[Figure dataset records]
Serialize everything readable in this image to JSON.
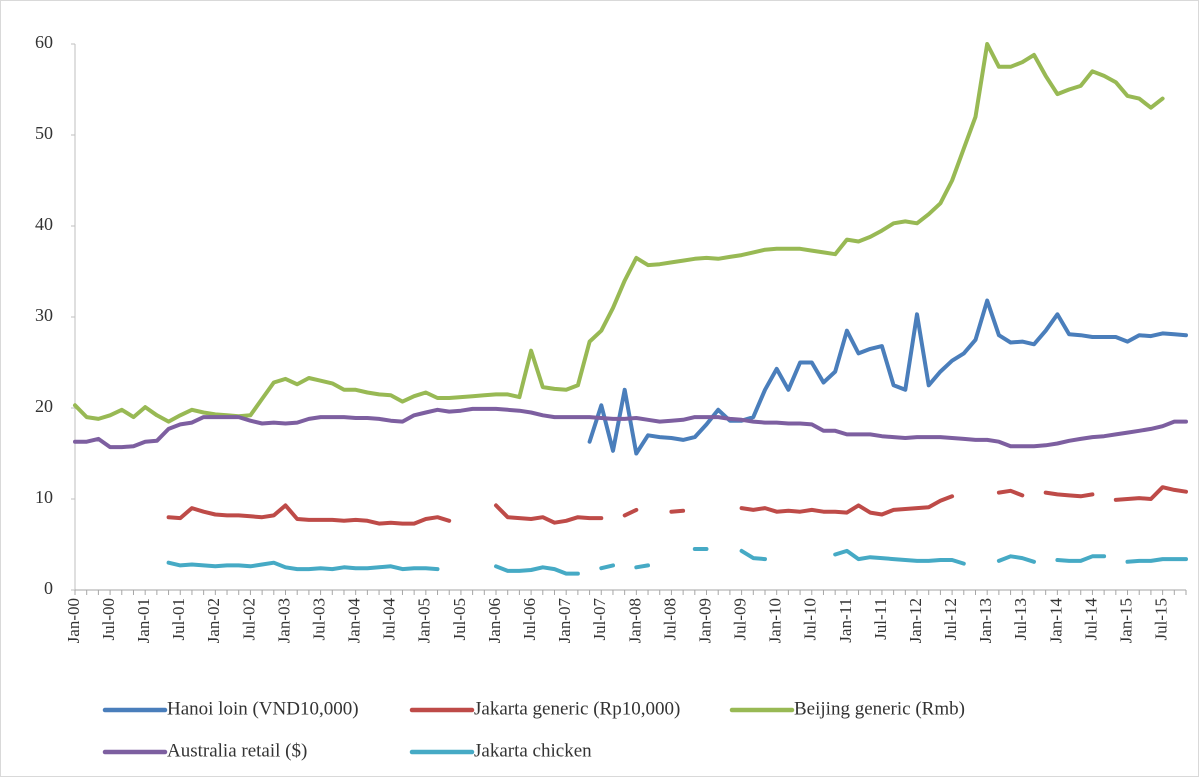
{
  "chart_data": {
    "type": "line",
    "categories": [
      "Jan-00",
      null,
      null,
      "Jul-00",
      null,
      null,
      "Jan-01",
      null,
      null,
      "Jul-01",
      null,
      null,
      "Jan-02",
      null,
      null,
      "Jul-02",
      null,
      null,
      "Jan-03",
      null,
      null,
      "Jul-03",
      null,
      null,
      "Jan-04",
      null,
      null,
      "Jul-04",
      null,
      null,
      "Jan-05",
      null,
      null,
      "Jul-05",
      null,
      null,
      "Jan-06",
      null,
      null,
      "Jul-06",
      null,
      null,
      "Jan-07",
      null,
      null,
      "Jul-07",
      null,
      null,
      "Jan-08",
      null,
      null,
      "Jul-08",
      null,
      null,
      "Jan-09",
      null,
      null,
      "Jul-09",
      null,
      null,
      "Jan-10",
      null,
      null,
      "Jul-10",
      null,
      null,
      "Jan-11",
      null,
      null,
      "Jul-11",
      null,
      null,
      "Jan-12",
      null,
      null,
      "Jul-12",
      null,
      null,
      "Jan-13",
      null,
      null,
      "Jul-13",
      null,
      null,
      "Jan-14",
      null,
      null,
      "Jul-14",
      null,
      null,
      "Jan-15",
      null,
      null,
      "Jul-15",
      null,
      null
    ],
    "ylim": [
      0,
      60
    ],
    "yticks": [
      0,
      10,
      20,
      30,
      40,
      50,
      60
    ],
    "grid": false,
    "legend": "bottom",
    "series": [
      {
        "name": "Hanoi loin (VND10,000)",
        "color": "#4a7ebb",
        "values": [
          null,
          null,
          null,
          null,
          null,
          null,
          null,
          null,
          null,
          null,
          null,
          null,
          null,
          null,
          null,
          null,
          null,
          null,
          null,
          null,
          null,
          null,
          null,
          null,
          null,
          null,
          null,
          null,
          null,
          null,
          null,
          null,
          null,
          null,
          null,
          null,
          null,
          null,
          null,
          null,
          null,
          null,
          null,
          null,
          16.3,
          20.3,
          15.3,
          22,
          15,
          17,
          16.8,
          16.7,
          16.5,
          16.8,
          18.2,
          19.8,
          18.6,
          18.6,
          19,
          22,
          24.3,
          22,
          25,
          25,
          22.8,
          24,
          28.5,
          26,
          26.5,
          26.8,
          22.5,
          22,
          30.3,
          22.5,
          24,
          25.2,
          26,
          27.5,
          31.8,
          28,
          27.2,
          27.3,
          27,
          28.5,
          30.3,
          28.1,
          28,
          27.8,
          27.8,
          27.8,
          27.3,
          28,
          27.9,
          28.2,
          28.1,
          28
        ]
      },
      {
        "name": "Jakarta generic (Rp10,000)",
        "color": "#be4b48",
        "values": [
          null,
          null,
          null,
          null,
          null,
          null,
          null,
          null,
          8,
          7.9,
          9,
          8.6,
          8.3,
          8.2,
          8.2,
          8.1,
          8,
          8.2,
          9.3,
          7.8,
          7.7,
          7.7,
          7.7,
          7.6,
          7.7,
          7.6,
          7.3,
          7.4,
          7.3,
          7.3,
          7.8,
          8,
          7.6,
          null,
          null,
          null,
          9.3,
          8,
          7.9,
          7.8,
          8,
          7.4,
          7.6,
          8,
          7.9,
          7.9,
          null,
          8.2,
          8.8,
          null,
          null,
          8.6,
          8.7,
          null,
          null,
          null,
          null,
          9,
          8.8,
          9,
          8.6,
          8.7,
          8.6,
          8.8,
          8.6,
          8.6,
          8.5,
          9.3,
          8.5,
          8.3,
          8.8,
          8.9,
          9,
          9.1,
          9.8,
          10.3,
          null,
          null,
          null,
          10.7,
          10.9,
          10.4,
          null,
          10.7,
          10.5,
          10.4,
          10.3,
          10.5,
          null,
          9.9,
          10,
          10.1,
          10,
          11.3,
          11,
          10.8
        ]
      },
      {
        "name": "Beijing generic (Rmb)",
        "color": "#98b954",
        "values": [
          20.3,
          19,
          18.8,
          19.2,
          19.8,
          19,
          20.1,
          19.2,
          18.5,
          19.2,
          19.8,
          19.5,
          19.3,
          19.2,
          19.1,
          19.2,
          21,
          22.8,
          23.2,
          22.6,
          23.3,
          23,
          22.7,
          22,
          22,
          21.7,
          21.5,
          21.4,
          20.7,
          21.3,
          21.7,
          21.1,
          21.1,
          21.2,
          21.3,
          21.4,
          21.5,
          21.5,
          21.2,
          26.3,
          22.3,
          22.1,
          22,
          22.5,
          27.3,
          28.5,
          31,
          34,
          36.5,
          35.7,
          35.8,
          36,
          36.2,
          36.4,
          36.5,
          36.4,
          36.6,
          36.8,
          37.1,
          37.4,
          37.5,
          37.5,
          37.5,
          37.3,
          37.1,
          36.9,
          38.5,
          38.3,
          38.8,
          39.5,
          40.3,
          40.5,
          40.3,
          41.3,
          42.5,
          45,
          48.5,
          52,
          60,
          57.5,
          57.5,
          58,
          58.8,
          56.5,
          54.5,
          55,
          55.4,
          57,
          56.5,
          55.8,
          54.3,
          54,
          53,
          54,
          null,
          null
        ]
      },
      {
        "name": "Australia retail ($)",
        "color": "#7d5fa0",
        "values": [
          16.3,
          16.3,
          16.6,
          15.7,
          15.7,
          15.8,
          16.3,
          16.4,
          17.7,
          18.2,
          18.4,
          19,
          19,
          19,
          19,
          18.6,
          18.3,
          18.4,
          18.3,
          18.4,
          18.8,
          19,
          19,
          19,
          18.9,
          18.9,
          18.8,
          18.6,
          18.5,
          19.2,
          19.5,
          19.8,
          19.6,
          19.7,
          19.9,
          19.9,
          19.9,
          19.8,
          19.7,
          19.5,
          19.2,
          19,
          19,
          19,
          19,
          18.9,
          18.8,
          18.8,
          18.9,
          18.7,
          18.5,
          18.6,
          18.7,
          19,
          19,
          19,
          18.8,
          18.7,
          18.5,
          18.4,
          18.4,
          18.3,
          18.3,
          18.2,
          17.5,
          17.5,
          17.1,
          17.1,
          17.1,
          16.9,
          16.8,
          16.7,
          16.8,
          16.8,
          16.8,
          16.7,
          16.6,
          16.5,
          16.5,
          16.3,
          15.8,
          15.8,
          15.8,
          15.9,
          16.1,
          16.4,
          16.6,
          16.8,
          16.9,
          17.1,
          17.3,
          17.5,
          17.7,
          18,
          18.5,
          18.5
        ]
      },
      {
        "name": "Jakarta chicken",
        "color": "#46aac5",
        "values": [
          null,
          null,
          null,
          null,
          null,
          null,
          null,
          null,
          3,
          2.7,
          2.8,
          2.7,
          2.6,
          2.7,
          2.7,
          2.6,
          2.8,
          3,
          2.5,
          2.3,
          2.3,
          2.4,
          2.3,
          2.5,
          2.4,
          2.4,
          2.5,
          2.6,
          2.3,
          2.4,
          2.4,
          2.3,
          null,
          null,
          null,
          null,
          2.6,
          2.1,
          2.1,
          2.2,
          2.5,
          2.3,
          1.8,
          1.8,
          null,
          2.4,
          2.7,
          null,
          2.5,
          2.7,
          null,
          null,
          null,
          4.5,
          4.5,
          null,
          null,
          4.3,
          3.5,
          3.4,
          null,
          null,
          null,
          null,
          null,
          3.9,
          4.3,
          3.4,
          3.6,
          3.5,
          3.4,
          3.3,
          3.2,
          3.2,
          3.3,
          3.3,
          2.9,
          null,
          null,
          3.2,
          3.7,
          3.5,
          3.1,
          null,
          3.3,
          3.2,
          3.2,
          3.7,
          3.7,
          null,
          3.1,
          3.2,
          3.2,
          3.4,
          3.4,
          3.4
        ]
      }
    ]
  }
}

YOUR TASK
Which lines include the word "name"? Copy every one of them.

COMPLETED TASK
        "name": "Hanoi loin (VND10,000)",
        "name": "Jakarta generic (Rp10,000)",
        "name": "Beijing generic (Rmb)",
        "name": "Australia retail ($)",
        "name": "Jakarta chicken",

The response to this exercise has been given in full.